#### Problem:
Identify every line containing the word "ainsi" and reproduce each one.

#### Exercise inputs:
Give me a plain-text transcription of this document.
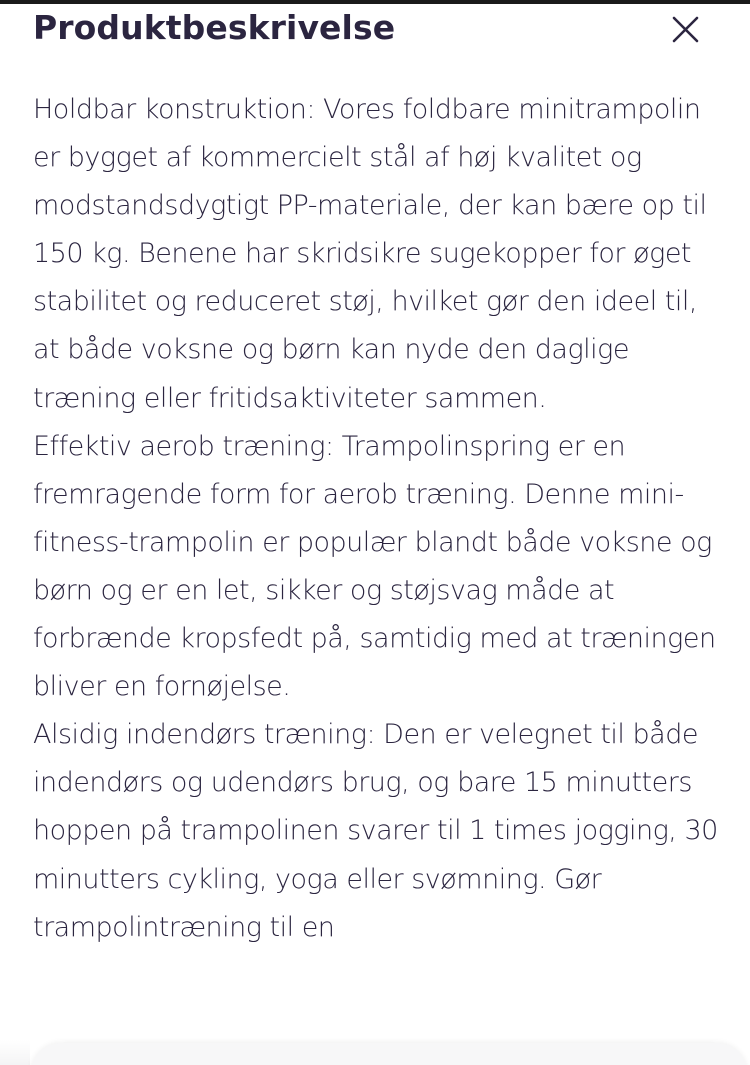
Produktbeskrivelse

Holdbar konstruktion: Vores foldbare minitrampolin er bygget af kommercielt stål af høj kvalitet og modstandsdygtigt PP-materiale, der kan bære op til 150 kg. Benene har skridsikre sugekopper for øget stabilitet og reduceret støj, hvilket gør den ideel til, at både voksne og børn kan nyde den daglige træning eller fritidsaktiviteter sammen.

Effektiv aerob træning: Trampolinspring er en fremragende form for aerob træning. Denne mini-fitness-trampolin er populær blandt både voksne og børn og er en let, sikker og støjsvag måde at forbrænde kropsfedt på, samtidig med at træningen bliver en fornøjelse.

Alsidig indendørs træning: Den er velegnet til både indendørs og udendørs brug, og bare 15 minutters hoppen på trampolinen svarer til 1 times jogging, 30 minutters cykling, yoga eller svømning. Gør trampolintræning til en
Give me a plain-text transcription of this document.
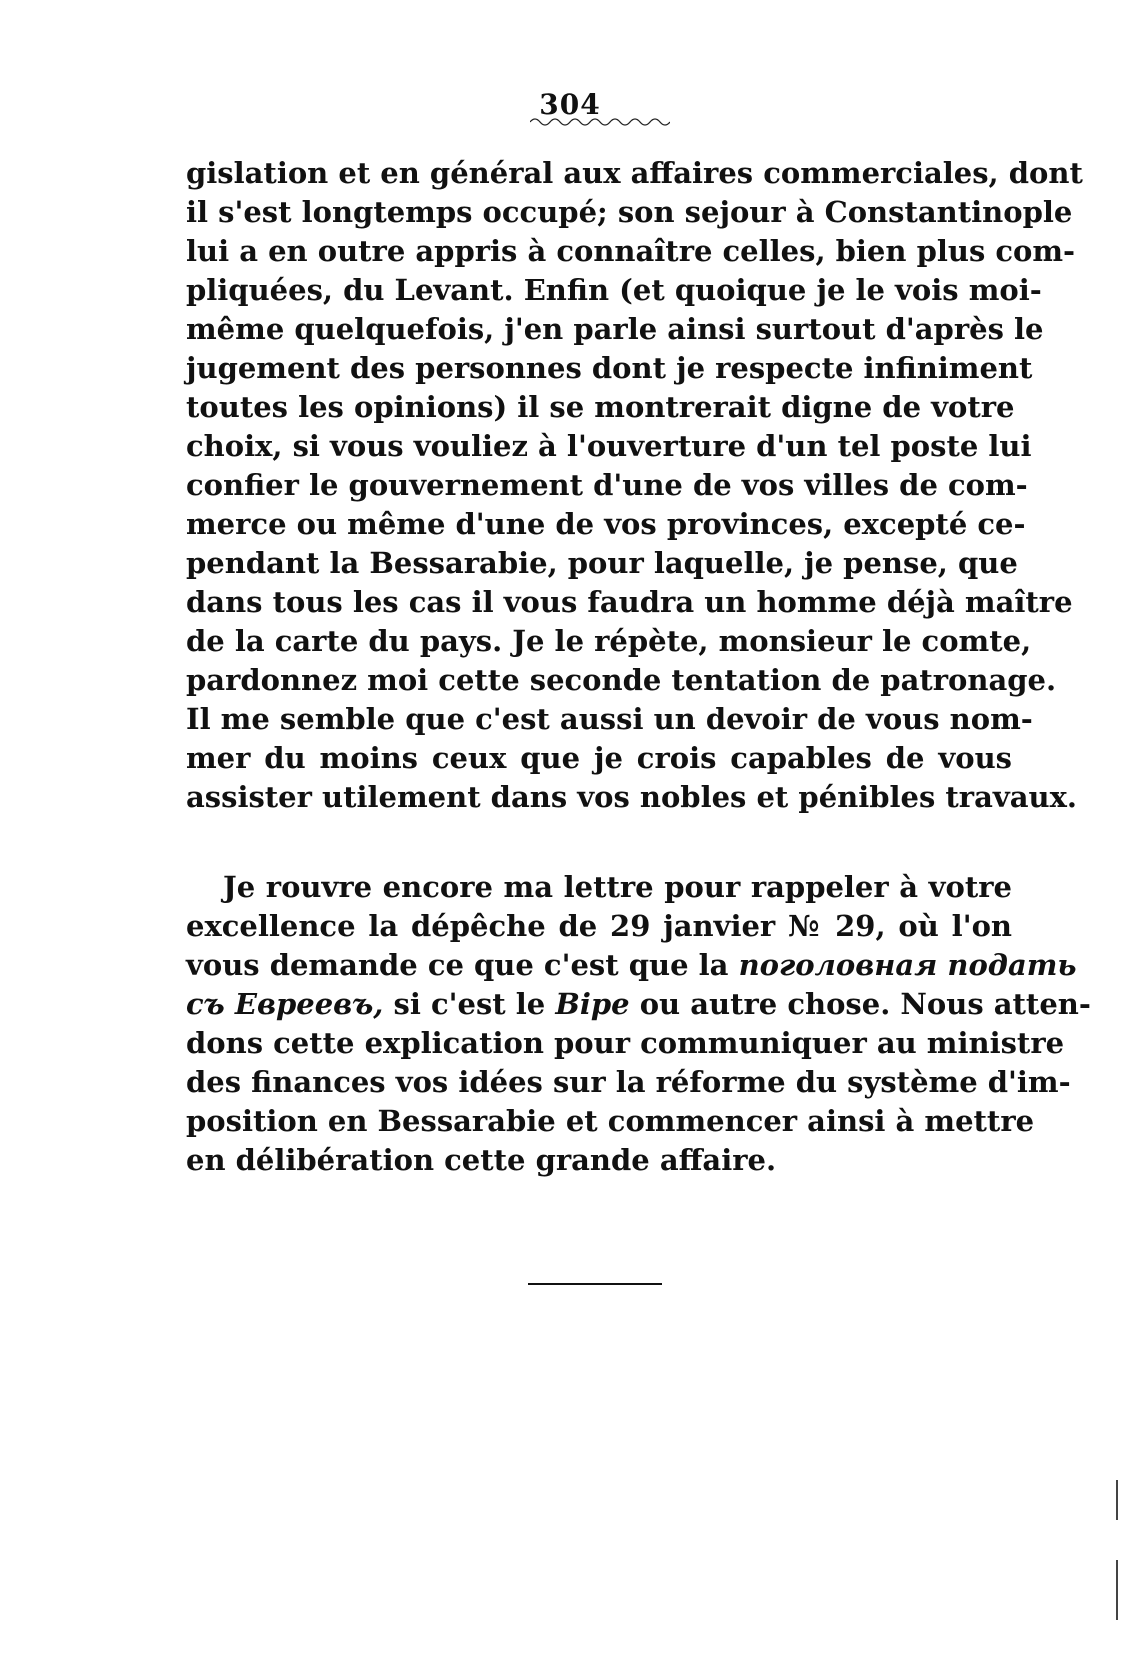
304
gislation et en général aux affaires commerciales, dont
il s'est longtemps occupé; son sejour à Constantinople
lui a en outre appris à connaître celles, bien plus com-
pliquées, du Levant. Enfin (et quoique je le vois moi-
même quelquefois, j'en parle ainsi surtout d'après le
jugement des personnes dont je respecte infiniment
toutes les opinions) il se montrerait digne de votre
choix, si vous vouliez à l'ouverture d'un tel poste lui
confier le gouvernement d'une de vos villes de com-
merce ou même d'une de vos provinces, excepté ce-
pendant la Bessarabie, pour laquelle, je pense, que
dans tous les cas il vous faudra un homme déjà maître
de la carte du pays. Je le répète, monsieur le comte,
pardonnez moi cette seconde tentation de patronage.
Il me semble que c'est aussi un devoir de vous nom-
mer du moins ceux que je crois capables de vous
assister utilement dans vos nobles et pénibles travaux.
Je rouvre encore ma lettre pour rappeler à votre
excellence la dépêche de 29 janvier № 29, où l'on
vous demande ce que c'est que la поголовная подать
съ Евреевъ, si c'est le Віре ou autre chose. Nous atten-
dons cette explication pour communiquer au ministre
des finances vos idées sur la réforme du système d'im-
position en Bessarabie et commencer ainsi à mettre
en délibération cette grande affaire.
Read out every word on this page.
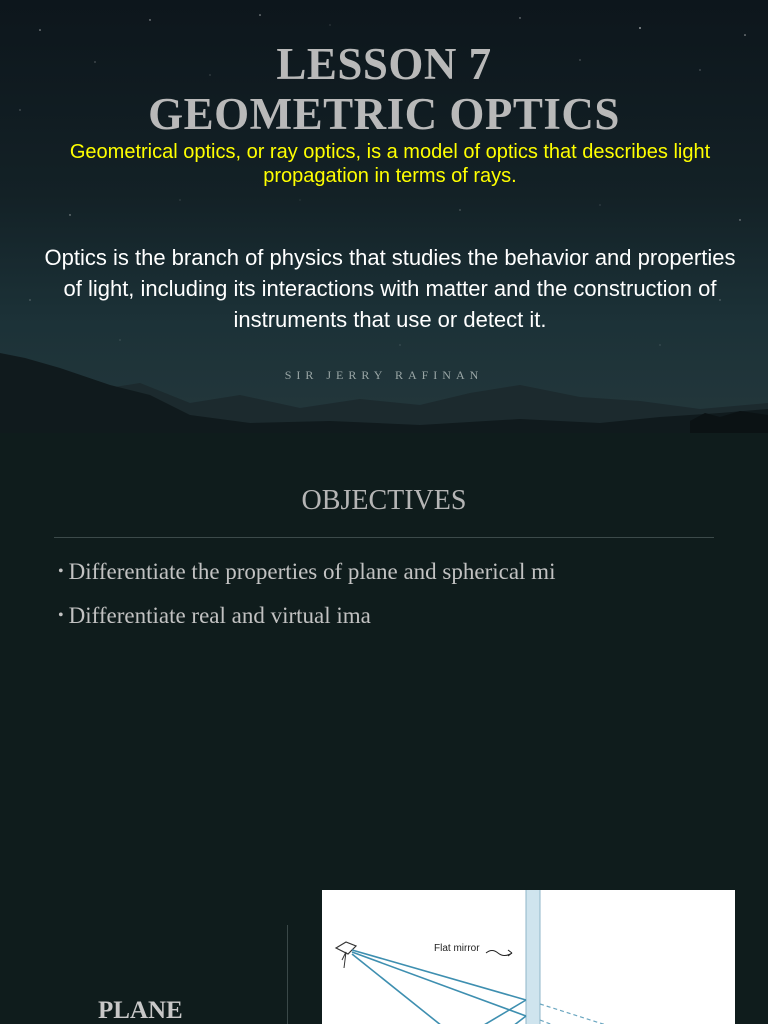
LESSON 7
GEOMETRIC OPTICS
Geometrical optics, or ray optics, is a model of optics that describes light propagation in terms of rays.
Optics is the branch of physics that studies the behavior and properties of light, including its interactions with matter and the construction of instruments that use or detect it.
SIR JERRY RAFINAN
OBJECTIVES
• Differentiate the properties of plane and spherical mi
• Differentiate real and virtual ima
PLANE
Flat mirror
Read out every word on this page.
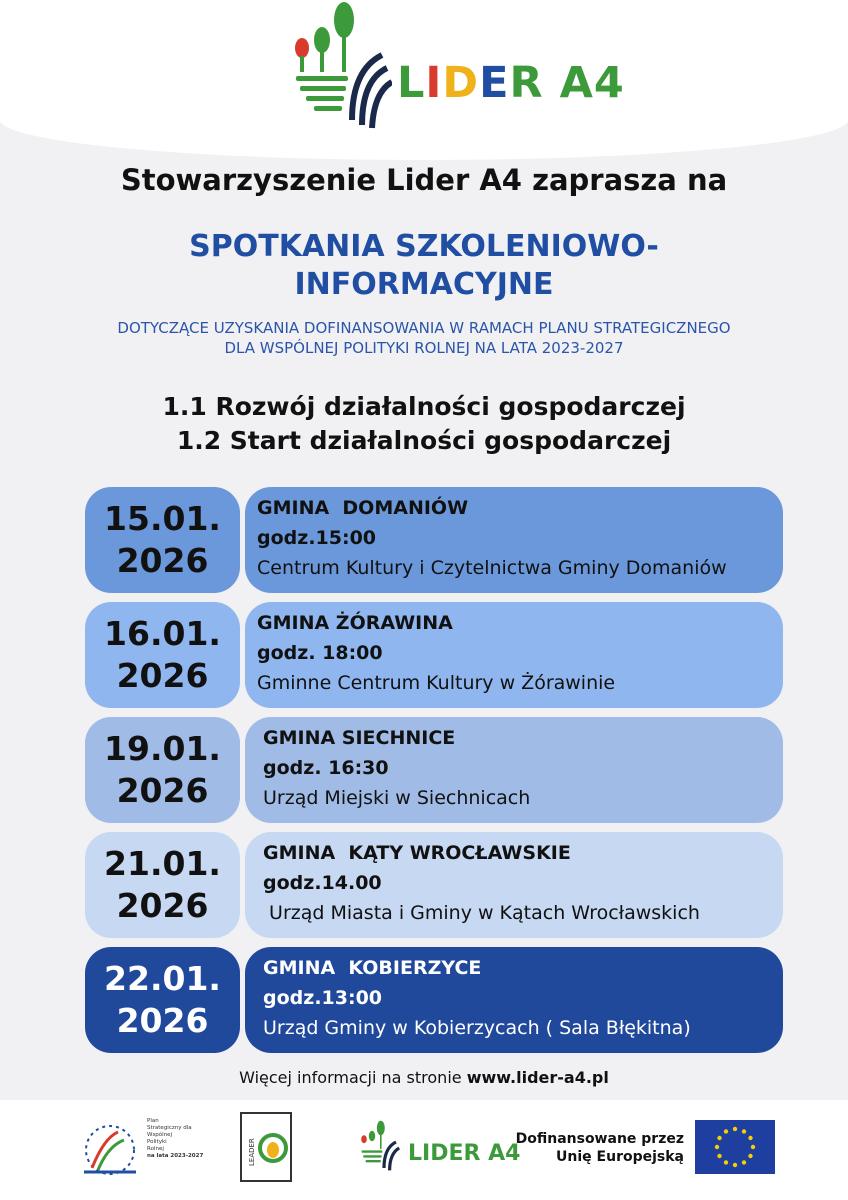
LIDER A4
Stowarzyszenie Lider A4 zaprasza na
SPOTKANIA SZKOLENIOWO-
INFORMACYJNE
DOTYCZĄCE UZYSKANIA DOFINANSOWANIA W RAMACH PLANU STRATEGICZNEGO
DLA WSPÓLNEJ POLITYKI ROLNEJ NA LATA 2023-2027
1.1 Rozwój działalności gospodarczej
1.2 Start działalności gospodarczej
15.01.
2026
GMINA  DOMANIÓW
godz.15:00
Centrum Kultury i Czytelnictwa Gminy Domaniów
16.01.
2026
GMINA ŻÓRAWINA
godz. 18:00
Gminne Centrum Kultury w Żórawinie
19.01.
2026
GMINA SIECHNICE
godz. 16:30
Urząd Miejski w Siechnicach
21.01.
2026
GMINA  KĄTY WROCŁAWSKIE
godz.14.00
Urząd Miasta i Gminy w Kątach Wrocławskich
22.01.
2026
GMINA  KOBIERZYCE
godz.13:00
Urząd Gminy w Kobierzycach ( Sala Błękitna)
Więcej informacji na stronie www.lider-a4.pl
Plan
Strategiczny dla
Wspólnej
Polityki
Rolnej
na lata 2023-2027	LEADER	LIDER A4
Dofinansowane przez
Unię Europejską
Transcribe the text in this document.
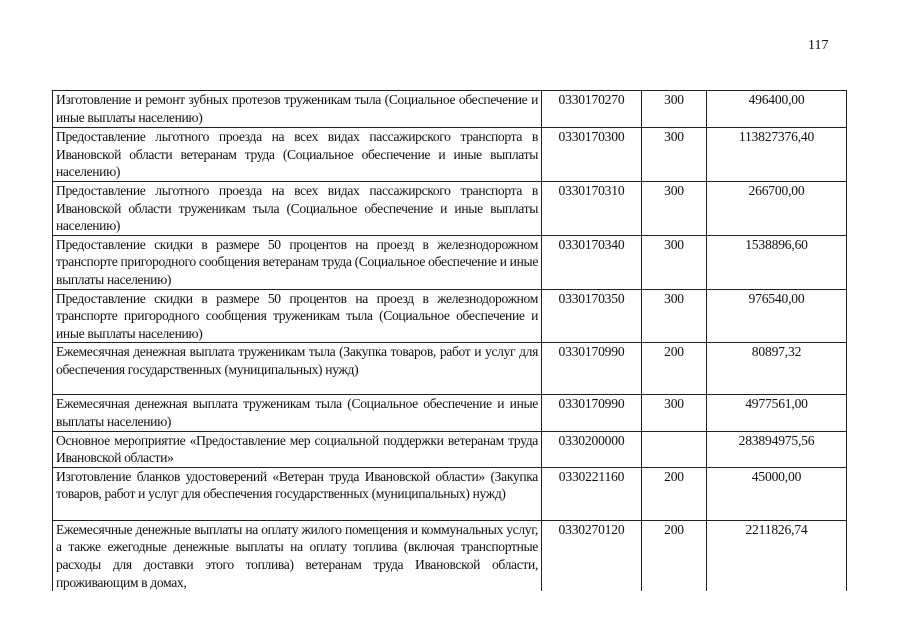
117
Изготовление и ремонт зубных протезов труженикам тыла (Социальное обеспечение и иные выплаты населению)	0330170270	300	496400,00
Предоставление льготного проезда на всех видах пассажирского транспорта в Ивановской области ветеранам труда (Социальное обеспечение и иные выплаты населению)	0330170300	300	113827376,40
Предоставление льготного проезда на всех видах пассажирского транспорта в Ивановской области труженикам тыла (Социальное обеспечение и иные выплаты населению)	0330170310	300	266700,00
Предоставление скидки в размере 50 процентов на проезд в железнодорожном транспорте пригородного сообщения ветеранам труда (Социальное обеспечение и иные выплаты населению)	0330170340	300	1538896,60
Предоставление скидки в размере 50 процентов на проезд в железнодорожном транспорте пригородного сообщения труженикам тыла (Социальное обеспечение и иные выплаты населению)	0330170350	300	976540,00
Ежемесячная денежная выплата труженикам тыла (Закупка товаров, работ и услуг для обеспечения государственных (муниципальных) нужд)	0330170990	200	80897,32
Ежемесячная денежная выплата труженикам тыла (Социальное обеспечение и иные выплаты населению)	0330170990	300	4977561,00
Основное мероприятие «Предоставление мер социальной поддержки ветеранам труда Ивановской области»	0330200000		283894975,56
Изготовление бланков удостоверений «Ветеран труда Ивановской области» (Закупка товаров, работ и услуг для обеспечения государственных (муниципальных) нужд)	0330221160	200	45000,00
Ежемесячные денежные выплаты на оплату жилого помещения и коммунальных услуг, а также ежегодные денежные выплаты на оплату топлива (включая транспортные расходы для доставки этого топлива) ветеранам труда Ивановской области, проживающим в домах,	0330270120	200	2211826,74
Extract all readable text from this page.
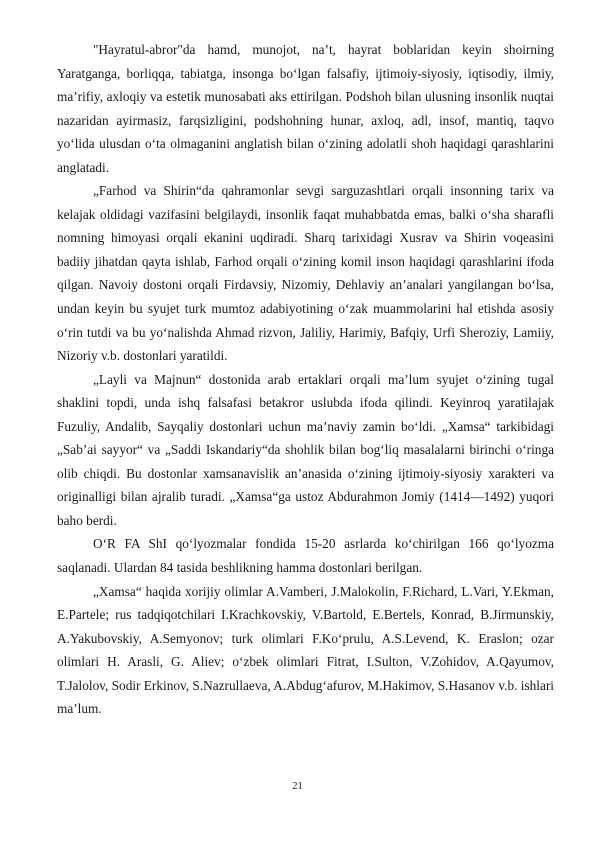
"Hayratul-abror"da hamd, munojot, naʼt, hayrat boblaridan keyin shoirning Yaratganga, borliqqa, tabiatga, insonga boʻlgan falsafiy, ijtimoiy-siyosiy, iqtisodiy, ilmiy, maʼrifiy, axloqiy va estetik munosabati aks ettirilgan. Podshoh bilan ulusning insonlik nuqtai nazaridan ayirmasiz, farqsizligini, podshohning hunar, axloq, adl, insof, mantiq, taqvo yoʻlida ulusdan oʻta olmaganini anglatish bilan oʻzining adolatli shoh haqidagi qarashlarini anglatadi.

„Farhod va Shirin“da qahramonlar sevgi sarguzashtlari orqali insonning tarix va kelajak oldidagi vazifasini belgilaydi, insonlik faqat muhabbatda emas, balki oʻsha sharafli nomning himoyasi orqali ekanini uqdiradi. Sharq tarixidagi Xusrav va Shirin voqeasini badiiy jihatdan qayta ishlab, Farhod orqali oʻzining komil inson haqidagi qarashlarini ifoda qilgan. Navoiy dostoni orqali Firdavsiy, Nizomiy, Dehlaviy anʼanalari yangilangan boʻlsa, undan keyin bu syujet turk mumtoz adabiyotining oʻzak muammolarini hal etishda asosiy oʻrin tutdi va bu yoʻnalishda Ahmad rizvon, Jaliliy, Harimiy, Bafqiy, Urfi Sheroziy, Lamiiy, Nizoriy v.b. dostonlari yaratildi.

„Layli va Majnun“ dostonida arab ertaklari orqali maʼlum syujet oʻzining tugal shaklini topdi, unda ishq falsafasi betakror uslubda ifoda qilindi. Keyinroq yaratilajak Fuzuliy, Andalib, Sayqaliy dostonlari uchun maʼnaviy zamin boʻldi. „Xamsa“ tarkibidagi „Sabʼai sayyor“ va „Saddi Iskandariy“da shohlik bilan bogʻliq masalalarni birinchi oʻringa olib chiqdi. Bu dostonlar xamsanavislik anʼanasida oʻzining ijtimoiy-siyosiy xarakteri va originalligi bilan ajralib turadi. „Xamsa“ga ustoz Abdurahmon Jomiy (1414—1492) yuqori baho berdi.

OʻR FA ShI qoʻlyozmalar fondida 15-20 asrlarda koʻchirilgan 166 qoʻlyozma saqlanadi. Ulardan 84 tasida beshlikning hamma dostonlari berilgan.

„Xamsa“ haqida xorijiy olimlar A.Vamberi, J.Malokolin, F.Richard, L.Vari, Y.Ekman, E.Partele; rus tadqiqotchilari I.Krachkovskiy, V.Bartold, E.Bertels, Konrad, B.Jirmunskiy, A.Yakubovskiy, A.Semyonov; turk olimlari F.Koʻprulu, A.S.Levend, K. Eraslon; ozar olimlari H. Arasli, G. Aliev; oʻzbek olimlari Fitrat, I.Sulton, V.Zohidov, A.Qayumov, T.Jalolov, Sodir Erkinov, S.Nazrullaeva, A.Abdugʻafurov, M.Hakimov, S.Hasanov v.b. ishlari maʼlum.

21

#### Written response:
même quelquefois, j'en parle ainsi surtout d'après le
position en Bessarabie et commencer ainsi à mettre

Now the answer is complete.